Records
▬▬▬
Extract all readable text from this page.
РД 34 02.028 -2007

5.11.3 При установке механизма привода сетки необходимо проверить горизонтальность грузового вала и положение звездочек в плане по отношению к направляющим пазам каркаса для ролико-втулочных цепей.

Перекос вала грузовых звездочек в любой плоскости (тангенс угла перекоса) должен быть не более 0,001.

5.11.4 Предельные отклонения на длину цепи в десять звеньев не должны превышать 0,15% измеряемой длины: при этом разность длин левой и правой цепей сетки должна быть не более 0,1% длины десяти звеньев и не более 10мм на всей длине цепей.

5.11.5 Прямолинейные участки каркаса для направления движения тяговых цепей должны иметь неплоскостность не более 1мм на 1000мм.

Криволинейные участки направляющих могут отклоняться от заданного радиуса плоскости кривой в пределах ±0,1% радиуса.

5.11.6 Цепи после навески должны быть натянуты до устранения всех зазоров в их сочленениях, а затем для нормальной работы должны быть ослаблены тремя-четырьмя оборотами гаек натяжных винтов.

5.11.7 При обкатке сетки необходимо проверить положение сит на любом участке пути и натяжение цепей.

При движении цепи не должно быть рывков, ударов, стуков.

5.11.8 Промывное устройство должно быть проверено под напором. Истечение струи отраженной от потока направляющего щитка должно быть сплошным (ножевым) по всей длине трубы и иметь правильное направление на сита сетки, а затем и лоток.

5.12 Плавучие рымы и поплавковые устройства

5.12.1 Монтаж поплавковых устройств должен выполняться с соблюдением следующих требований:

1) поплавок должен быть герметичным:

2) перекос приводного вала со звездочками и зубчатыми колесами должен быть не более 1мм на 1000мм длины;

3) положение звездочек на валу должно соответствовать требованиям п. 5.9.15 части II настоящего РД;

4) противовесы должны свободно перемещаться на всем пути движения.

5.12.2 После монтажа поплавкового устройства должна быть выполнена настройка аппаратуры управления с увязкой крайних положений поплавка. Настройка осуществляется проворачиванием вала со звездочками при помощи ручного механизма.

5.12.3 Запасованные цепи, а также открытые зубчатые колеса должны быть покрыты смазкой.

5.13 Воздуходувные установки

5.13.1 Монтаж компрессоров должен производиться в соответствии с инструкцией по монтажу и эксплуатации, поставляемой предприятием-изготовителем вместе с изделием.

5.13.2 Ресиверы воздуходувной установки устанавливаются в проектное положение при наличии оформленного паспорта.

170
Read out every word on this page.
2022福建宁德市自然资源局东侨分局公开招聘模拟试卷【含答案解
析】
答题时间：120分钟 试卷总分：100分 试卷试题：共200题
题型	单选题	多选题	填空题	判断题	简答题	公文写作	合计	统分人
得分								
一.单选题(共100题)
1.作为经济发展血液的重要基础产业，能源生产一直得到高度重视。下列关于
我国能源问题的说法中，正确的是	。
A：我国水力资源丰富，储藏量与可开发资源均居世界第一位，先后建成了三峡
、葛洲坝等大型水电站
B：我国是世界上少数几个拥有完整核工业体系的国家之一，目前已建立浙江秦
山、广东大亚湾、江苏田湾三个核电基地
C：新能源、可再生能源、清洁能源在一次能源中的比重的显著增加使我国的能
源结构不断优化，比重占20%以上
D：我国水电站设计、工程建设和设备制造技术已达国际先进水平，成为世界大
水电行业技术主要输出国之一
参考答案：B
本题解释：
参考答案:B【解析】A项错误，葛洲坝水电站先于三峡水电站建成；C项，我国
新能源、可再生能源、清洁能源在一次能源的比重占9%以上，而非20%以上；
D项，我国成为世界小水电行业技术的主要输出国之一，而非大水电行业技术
▬▬▬
REQUEST
Copy exactly, word for word, the line with "Read out every word on this page." through the final line of the listing.

TASK SOLUTION
Read out every word on this page.
2022福建宁德市自然资源局东侨分局公开招聘模拟试卷【含答案解
析】
答题时间：120分钟 试卷总分：100分 试卷试题：共200题
题型	单选题	多选题	填空题	判断题	简答题	公文写作	合计	统分人
得分								
一.单选题(共100题)
1.作为经济发展血液的重要基础产业，能源生产一直得到高度重视。下列关于
我国能源问题的说法中，正确的是	。
A：我国水力资源丰富，储藏量与可开发资源均居世界第一位，先后建成了三峡
、葛洲坝等大型水电站
B：我国是世界上少数几个拥有完整核工业体系的国家之一，目前已建立浙江秦
山、广东大亚湾、江苏田湾三个核电基地
C：新能源、可再生能源、清洁能源在一次能源中的比重的显著增加使我国的能
源结构不断优化，比重占20%以上
D：我国水电站设计、工程建设和设备制造技术已达国际先进水平，成为世界大
水电行业技术主要输出国之一
参考答案：B
本题解释：
参考答案:B【解析】A项错误，葛洲坝水电站先于三峡水电站建成；C项，我国
新能源、可再生能源、清洁能源在一次能源的比重占9%以上，而非20%以上；
D项，我国成为世界小水电行业技术的主要输出国之一，而非大水电行业技术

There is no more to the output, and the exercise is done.